**Consigne:**
Recopiez sans rien y changer chacune des lignes de toutes les entrées ci-dessous.

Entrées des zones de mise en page
#####

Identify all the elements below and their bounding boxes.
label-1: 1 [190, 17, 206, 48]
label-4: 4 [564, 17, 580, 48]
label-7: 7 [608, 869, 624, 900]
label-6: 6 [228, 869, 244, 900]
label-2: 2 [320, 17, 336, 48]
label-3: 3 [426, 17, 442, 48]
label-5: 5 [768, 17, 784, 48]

#####

**Bonne réponse:**
Identify all the elements below and their bounding boxes.
label-1: 1 [190, 17, 206, 48]
label-4: 4 [564, 17, 580, 48]
label-7: 7 [608, 869, 624, 900]
label-6: 6 [228, 869, 244, 900]
label-2: 2 [320, 17, 336, 48]
label-3: 3 [426, 17, 442, 48]
label-5: 5 [768, 17, 784, 48]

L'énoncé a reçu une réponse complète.